- What is required -
Work out how many lines in the data hold the word "link", and reply with that number only.

- Data excerpts -
-----

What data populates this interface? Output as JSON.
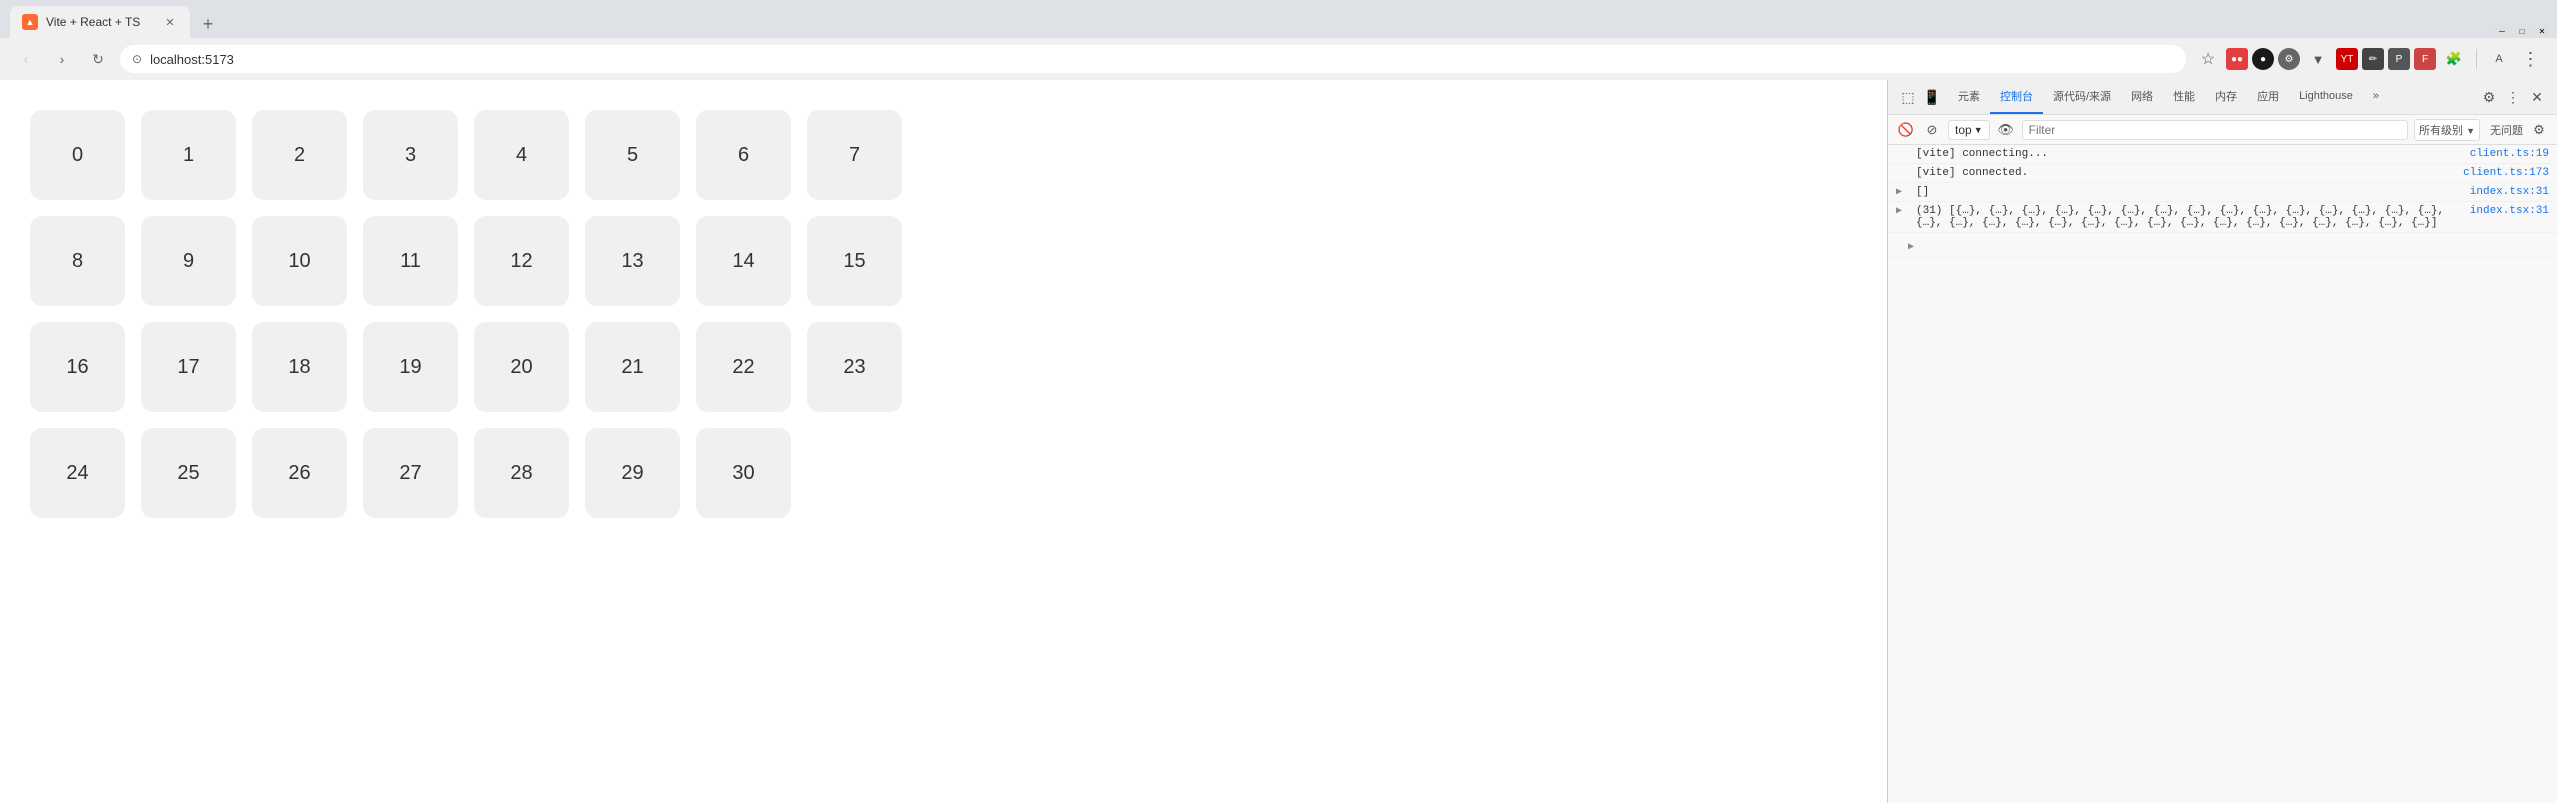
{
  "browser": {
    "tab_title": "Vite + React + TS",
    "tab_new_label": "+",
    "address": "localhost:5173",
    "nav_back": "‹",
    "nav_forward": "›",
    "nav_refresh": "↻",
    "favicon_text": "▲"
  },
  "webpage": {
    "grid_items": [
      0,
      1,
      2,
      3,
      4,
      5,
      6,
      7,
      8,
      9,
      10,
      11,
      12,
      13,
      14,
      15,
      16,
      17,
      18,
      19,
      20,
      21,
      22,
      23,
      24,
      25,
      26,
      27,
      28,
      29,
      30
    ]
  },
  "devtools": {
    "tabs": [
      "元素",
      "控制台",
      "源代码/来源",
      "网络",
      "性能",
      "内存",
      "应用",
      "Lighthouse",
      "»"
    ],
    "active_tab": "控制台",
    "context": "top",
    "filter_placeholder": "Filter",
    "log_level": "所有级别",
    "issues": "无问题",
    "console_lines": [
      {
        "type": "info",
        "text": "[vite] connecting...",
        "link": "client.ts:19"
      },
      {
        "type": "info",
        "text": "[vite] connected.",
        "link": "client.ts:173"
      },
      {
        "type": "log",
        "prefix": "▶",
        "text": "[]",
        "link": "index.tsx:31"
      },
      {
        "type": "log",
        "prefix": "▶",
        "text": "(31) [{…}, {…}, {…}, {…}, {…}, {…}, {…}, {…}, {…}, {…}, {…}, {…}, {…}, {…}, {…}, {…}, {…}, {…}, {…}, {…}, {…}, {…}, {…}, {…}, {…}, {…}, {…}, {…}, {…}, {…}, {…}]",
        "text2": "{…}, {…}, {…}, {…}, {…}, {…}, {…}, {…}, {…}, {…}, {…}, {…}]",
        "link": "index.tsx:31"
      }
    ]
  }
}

-----

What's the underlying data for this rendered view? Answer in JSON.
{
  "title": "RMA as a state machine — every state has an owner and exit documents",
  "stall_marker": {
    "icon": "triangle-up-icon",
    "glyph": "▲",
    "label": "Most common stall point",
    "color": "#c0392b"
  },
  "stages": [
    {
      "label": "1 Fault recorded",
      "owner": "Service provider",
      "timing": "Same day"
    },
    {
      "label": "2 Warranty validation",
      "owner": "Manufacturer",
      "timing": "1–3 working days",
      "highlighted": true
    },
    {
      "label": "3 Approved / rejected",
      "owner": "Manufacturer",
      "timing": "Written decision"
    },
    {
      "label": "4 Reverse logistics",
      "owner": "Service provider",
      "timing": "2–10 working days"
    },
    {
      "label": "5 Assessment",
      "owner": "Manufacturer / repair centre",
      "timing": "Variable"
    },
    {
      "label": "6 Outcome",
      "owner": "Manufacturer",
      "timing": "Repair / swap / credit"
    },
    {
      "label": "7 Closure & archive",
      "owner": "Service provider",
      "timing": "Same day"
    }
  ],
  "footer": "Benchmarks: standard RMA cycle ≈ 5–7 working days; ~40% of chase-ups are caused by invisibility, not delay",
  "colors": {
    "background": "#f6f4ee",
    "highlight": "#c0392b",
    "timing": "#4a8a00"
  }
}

-----

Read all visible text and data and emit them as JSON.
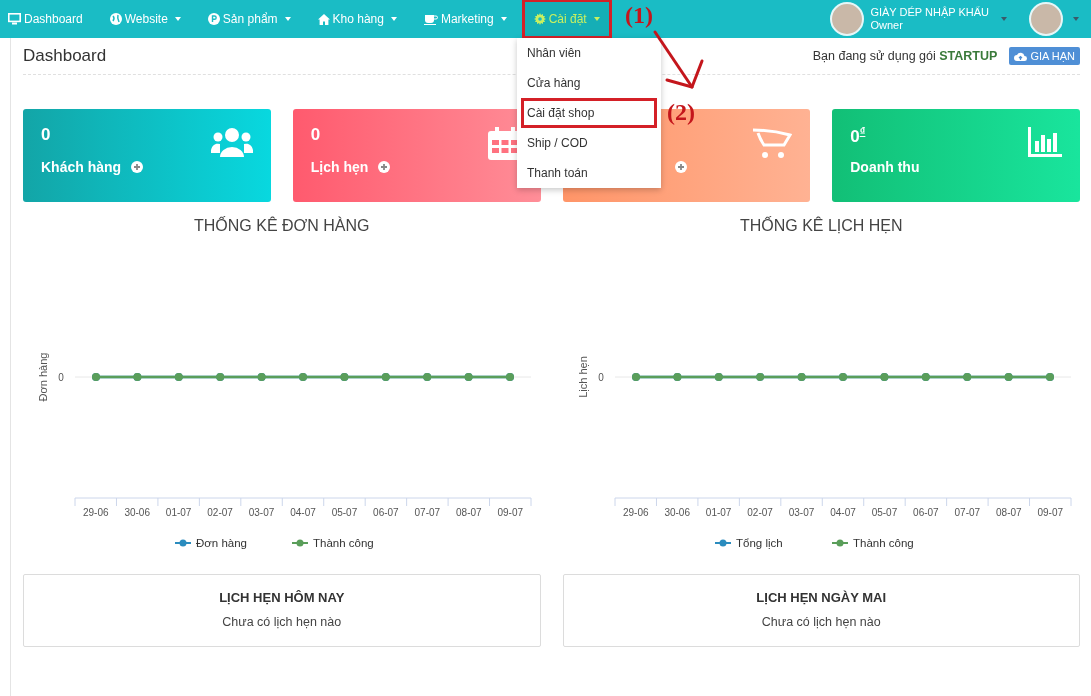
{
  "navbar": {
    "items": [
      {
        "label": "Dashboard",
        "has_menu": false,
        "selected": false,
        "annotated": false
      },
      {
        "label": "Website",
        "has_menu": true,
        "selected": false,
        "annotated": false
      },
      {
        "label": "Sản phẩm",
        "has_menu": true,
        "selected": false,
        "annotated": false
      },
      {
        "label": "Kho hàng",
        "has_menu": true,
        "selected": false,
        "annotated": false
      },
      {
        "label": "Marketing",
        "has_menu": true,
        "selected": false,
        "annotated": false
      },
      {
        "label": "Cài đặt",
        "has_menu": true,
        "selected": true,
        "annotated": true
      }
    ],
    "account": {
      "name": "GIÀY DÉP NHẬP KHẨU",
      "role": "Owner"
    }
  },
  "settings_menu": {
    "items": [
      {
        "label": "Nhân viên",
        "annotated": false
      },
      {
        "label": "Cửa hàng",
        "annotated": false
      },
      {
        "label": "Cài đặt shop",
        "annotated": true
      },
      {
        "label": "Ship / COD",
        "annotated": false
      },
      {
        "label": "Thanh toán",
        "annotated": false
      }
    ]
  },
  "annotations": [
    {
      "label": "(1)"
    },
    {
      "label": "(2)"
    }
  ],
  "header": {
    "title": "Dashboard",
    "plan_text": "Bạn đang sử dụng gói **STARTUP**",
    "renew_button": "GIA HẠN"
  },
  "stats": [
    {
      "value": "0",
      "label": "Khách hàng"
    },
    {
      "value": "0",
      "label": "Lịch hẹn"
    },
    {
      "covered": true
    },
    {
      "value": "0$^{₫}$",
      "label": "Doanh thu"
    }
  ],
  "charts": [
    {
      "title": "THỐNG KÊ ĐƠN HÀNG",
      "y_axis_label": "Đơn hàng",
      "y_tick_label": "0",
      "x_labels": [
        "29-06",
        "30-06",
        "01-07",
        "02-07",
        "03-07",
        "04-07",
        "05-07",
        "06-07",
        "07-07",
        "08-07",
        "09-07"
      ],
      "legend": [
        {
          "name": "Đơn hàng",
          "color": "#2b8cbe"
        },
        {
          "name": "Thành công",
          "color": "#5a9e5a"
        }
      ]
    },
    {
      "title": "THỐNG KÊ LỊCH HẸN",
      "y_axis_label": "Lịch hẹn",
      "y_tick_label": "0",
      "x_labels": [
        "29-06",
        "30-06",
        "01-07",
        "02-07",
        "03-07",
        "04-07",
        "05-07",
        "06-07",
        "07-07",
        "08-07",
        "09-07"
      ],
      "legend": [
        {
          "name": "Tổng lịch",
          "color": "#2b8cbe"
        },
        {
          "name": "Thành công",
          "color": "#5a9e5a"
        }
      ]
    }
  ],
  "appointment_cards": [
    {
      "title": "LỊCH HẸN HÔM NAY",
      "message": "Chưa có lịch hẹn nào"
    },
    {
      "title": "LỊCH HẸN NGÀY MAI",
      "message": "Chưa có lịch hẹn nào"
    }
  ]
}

-----

- Solution for this exercise -
4